((
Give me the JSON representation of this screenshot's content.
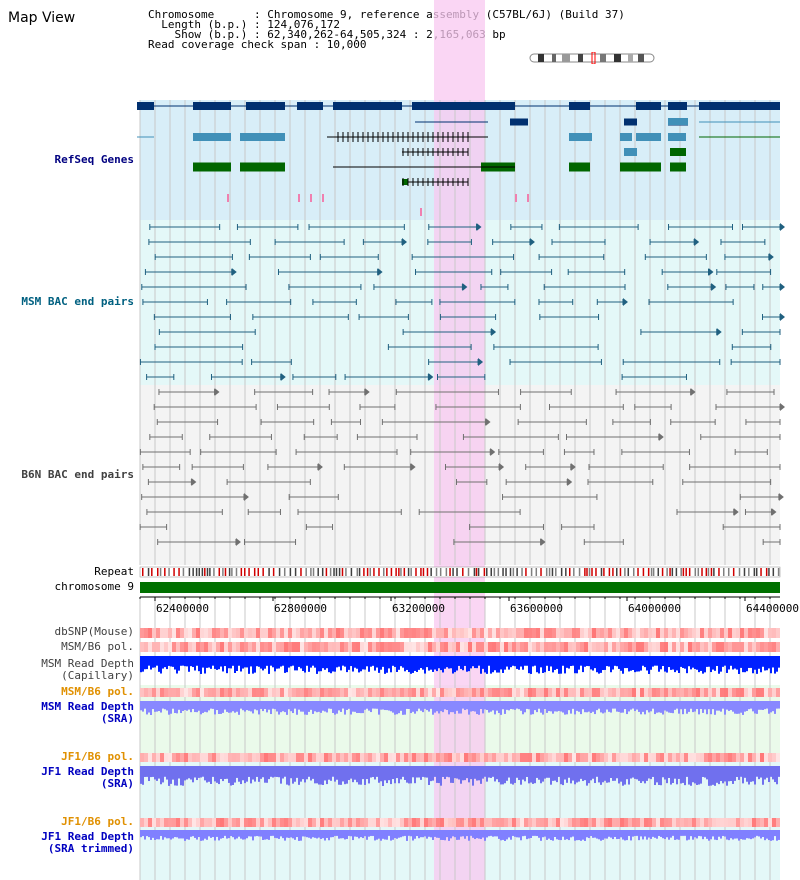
{
  "header": {
    "title": "Map View",
    "info_lines": [
      "Chromosome      : Chromosome 9, reference assembly (C57BL/6J) (Build 37)",
      "  Length (b.p.) : 124,076,172",
      "    Show (b.p.) : 62,340,262-64,505,324 : 2,165,063 bp",
      "Read coverage check span : 10,000"
    ]
  },
  "tracks": {
    "refseq": "RefSeq Genes",
    "msm_bac": "MSM BAC end pairs",
    "b6n_bac": "B6N BAC end pairs",
    "repeat": "Repeat",
    "chromosome": "chromosome 9",
    "dbsnp": "dbSNP(Mouse)",
    "msm_b6_pol_1": "MSM/B6 pol.",
    "msm_read_depth_cap_1": "MSM Read Depth",
    "msm_read_depth_cap_2": "(Capillary)",
    "msm_b6_pol_2": "MSM/B6 pol.",
    "msm_read_depth_sra_1": "MSM Read Depth",
    "msm_read_depth_sra_2": "(SRA)",
    "jf1_b6_pol_1": "JF1/B6 pol.",
    "jf1_read_depth_sra_1": "JF1 Read Depth",
    "jf1_read_depth_sra_2": "(SRA)",
    "jf1_b6_pol_2": "JF1/B6 pol.",
    "jf1_read_depth_trim_1": "JF1 Read Depth",
    "jf1_read_depth_trim_2": "(SRA trimmed)"
  },
  "axis": {
    "ticks": [
      "62400000",
      "62800000",
      "63200000",
      "63600000",
      "64000000",
      "64400000"
    ]
  },
  "colors": {
    "refseq_bg": "#d8eef8",
    "msm_bg": "#e4f8f8",
    "b6n_bg": "#f4f4f4",
    "highlight": "#f8c8f0",
    "gene_navy": "#003070",
    "gene_teal": "#4090b8",
    "gene_green": "#006600",
    "msm_line": "#206080",
    "b6n_line": "#707070",
    "chrom_bar": "#007000",
    "depth_capillary": "#0020ff",
    "depth_sra": "#8888ff",
    "label_navy": "#000080",
    "label_teal": "#006080",
    "label_orange": "#e09000",
    "label_blue": "#0000c0",
    "label_dark": "#000000"
  }
}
))
Line by line, retype the records above exactly, minus the images.

Give me the JSON representation of this screenshot's content.
{
  "header": {
    "title": "Map View",
    "info_lines": [
      "Chromosome      : Chromosome 9, reference assembly (C57BL/6J) (Build 37)",
      "  Length (b.p.) : 124,076,172",
      "    Show (b.p.) : 62,340,262-64,505,324 : 2,165,063 bp",
      "Read coverage check span : 10,000"
    ]
  },
  "tracks": {
    "refseq": "RefSeq Genes",
    "msm_bac": "MSM BAC end pairs",
    "b6n_bac": "B6N BAC end pairs",
    "repeat": "Repeat",
    "chromosome": "chromosome 9",
    "dbsnp": "dbSNP(Mouse)",
    "msm_b6_pol_1": "MSM/B6 pol.",
    "msm_read_depth_cap_1": "MSM Read Depth",
    "msm_read_depth_cap_2": "(Capillary)",
    "msm_b6_pol_2": "MSM/B6 pol.",
    "msm_read_depth_sra_1": "MSM Read Depth",
    "msm_read_depth_sra_2": "(SRA)",
    "jf1_b6_pol_1": "JF1/B6 pol.",
    "jf1_read_depth_sra_1": "JF1 Read Depth",
    "jf1_read_depth_sra_2": "(SRA)",
    "jf1_b6_pol_2": "JF1/B6 pol.",
    "jf1_read_depth_trim_1": "JF1 Read Depth",
    "jf1_read_depth_trim_2": "(SRA trimmed)"
  },
  "axis": {
    "ticks": [
      "62400000",
      "62800000",
      "63200000",
      "63600000",
      "64000000",
      "64400000"
    ]
  },
  "colors": {
    "refseq_bg": "#d8eef8",
    "msm_bg": "#e4f8f8",
    "b6n_bg": "#f4f4f4",
    "highlight": "#f8c8f0",
    "gene_navy": "#003070",
    "gene_teal": "#4090b8",
    "gene_green": "#006600",
    "msm_line": "#206080",
    "b6n_line": "#707070",
    "chrom_bar": "#007000",
    "depth_capillary": "#0020ff",
    "depth_sra": "#8888ff",
    "label_navy": "#000080",
    "label_teal": "#006080",
    "label_orange": "#e09000",
    "label_blue": "#0000c0",
    "label_dark": "#000000"
  }
}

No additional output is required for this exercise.